(Records excerpted from a collection)
---
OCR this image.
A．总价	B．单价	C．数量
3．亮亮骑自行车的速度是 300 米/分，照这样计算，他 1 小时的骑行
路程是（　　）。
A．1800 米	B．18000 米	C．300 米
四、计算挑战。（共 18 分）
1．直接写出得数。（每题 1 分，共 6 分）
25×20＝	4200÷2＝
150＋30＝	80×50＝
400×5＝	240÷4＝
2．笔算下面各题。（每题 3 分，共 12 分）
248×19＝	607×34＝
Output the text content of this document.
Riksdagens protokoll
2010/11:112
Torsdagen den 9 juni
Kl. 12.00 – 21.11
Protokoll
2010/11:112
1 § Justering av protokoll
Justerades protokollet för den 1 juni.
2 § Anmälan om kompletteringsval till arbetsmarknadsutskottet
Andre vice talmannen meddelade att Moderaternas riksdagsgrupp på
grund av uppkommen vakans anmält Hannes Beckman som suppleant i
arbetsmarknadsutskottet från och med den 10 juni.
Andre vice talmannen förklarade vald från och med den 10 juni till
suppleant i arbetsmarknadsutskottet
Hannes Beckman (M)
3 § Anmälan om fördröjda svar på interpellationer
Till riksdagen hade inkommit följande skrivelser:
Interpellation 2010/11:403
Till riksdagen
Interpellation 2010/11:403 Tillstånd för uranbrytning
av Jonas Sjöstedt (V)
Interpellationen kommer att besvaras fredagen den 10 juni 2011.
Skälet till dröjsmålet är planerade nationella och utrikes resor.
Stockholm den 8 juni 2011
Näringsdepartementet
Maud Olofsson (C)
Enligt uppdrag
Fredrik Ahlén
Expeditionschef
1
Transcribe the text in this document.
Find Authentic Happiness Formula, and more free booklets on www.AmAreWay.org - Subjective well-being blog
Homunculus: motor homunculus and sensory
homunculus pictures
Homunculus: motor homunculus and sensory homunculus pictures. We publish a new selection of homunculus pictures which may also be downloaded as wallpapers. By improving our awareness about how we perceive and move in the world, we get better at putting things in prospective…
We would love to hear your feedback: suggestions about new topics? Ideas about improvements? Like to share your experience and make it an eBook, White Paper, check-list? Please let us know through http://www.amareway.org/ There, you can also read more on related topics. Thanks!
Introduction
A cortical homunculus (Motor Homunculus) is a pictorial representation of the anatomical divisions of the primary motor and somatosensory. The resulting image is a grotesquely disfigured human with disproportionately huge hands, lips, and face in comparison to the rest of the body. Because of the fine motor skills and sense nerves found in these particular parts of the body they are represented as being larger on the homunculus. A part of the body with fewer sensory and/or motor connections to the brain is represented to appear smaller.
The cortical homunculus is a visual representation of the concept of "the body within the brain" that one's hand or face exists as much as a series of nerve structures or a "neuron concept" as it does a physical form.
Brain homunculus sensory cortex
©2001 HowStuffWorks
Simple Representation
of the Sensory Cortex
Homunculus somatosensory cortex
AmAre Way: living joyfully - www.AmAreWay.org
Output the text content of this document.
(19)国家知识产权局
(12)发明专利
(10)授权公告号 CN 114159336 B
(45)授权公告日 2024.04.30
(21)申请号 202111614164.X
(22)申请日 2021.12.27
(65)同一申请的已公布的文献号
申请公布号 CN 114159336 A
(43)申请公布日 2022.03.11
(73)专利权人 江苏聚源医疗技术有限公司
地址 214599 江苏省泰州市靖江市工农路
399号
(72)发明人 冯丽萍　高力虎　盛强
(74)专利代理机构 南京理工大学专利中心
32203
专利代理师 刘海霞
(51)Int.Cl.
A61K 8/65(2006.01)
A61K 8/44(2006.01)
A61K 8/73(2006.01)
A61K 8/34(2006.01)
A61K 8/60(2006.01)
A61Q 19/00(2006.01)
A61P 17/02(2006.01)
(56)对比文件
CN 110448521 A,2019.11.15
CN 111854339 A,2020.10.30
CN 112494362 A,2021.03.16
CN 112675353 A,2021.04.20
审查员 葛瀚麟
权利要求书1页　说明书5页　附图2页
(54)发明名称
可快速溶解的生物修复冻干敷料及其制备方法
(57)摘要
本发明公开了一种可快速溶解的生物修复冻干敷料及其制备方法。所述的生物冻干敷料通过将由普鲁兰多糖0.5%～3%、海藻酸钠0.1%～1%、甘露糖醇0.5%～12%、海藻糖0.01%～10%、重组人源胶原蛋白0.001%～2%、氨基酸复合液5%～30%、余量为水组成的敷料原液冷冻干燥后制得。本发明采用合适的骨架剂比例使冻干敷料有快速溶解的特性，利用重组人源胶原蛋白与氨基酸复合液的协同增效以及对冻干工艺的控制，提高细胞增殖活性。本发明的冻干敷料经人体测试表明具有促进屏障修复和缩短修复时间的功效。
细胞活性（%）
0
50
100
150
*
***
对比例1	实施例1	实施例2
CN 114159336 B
---
(WHAT YOU NEED TO DO):
Retype each record exactly, leaving nothing out.

(TASK RESPONSE):
OCR this image.
A．总价	B．单价	C．数量
3．亮亮骑自行车的速度是 300 米/分，照这样计算，他 1 小时的骑行
路程是（　　）。
A．1800 米	B．18000 米	C．300 米
四、计算挑战。（共 18 分）
1．直接写出得数。（每题 1 分，共 6 分）
25×20＝	4200÷2＝
150＋30＝	80×50＝
400×5＝	240÷4＝
2．笔算下面各题。（每题 3 分，共 12 分）
248×19＝	607×34＝
Output the text content of this document.
Riksdagens protokoll
2010/11:112
Torsdagen den 9 juni
Kl. 12.00 – 21.11
Protokoll
2010/11:112
1 § Justering av protokoll
Justerades protokollet för den 1 juni.
2 § Anmälan om kompletteringsval till arbetsmarknadsutskottet
Andre vice talmannen meddelade att Moderaternas riksdagsgrupp på
grund av uppkommen vakans anmält Hannes Beckman som suppleant i
arbetsmarknadsutskottet från och med den 10 juni.
Andre vice talmannen förklarade vald från och med den 10 juni till
suppleant i arbetsmarknadsutskottet
Hannes Beckman (M)
3 § Anmälan om fördröjda svar på interpellationer
Till riksdagen hade inkommit följande skrivelser:
Interpellation 2010/11:403
Till riksdagen
Interpellation 2010/11:403 Tillstånd för uranbrytning
av Jonas Sjöstedt (V)
Interpellationen kommer att besvaras fredagen den 10 juni 2011.
Skälet till dröjsmålet är planerade nationella och utrikes resor.
Stockholm den 8 juni 2011
Näringsdepartementet
Maud Olofsson (C)
Enligt uppdrag
Fredrik Ahlén
Expeditionschef
1
Transcribe the text in this document.
Find Authentic Happiness Formula, and more free booklets on www.AmAreWay.org - Subjective well-being blog
Homunculus: motor homunculus and sensory
homunculus pictures
Homunculus: motor homunculus and sensory homunculus pictures. We publish a new selection of homunculus pictures which may also be downloaded as wallpapers. By improving our awareness about how we perceive and move in the world, we get better at putting things in prospective…
We would love to hear your feedback: suggestions about new topics? Ideas about improvements? Like to share your experience and make it an eBook, White Paper, check-list? Please let us know through http://www.amareway.org/ There, you can also read more on related topics. Thanks!
Introduction
A cortical homunculus (Motor Homunculus) is a pictorial representation of the anatomical divisions of the primary motor and somatosensory. The resulting image is a grotesquely disfigured human with disproportionately huge hands, lips, and face in comparison to the rest of the body. Because of the fine motor skills and sense nerves found in these particular parts of the body they are represented as being larger on the homunculus. A part of the body with fewer sensory and/or motor connections to the brain is represented to appear smaller.
The cortical homunculus is a visual representation of the concept of "the body within the brain" that one's hand or face exists as much as a series of nerve structures or a "neuron concept" as it does a physical form.
Brain homunculus sensory cortex
©2001 HowStuffWorks
Simple Representation
of the Sensory Cortex
Homunculus somatosensory cortex
AmAre Way: living joyfully - www.AmAreWay.org
Output the text content of this document.
(19)国家知识产权局
(12)发明专利
(10)授权公告号 CN 114159336 B
(45)授权公告日 2024.04.30
(21)申请号 202111614164.X
(22)申请日 2021.12.27
(65)同一申请的已公布的文献号
申请公布号 CN 114159336 A
(43)申请公布日 2022.03.11
(73)专利权人 江苏聚源医疗技术有限公司
地址 214599 江苏省泰州市靖江市工农路
399号
(72)发明人 冯丽萍　高力虎　盛强
(74)专利代理机构 南京理工大学专利中心
32203
专利代理师 刘海霞
(51)Int.Cl.
A61K 8/65(2006.01)
A61K 8/44(2006.01)
A61K 8/73(2006.01)
A61K 8/34(2006.01)
A61K 8/60(2006.01)
A61Q 19/00(2006.01)
A61P 17/02(2006.01)
(56)对比文件
CN 110448521 A,2019.11.15
CN 111854339 A,2020.10.30
CN 112494362 A,2021.03.16
CN 112675353 A,2021.04.20
审查员 葛瀚麟
权利要求书1页　说明书5页　附图2页
(54)发明名称
可快速溶解的生物修复冻干敷料及其制备方法
(57)摘要
本发明公开了一种可快速溶解的生物修复冻干敷料及其制备方法。所述的生物冻干敷料通过将由普鲁兰多糖0.5%～3%、海藻酸钠0.1%～1%、甘露糖醇0.5%～12%、海藻糖0.01%～10%、重组人源胶原蛋白0.001%～2%、氨基酸复合液5%～30%、余量为水组成的敷料原液冷冻干燥后制得。本发明采用合适的骨架剂比例使冻干敷料有快速溶解的特性，利用重组人源胶原蛋白与氨基酸复合液的协同增效以及对冻干工艺的控制，提高细胞增殖活性。本发明的冻干敷料经人体测试表明具有促进屏障修复和缩短修复时间的功效。
细胞活性（%）
0
50
100
150
*
***
对比例1	实施例1	实施例2
CN 114159336 B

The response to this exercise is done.